→ **EXERCISE**
Give back the full material, exactly as it reads.

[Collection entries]
● ● ● ●

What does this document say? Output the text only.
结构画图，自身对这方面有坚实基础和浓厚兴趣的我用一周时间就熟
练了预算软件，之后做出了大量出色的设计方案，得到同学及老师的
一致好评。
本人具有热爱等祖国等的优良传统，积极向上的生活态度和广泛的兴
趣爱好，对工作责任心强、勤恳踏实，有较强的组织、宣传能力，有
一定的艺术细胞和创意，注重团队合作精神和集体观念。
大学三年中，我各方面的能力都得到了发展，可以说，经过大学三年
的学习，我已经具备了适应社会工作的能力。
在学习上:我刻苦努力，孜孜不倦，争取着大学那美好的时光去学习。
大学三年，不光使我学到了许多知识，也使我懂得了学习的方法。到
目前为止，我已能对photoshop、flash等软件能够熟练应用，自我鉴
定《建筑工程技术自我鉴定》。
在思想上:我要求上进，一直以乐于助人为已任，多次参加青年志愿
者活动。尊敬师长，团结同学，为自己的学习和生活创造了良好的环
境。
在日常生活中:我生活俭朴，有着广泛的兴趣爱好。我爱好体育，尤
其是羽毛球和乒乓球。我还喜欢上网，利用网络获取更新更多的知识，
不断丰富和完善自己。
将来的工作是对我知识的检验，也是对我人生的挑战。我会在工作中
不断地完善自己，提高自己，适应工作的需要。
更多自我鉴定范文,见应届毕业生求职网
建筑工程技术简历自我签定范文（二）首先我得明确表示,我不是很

● ● ● ●

→ **SOLUTION TO THIS PROBLEM**
What does this document say? Output the text only.
结构画图，自身对这方面有坚实基础和浓厚兴趣的我用一周时间就熟
练了预算软件，之后做出了大量出色的设计方案，得到同学及老师的
一致好评。
本人具有热爱等祖国等的优良传统，积极向上的生活态度和广泛的兴
趣爱好，对工作责任心强、勤恳踏实，有较强的组织、宣传能力，有
一定的艺术细胞和创意，注重团队合作精神和集体观念。
大学三年中，我各方面的能力都得到了发展，可以说，经过大学三年
的学习，我已经具备了适应社会工作的能力。
在学习上:我刻苦努力，孜孜不倦，争取着大学那美好的时光去学习。
大学三年，不光使我学到了许多知识，也使我懂得了学习的方法。到
目前为止，我已能对photoshop、flash等软件能够熟练应用，自我鉴
定《建筑工程技术自我鉴定》。
在思想上:我要求上进，一直以乐于助人为已任，多次参加青年志愿
者活动。尊敬师长，团结同学，为自己的学习和生活创造了良好的环
境。
在日常生活中:我生活俭朴，有着广泛的兴趣爱好。我爱好体育，尤
其是羽毛球和乒乓球。我还喜欢上网，利用网络获取更新更多的知识，
不断丰富和完善自己。
将来的工作是对我知识的检验，也是对我人生的挑战。我会在工作中
不断地完善自己，提高自己，适应工作的需要。
更多自我鉴定范文,见应届毕业生求职网
建筑工程技术简历自我签定范文（二）首先我得明确表示,我不是很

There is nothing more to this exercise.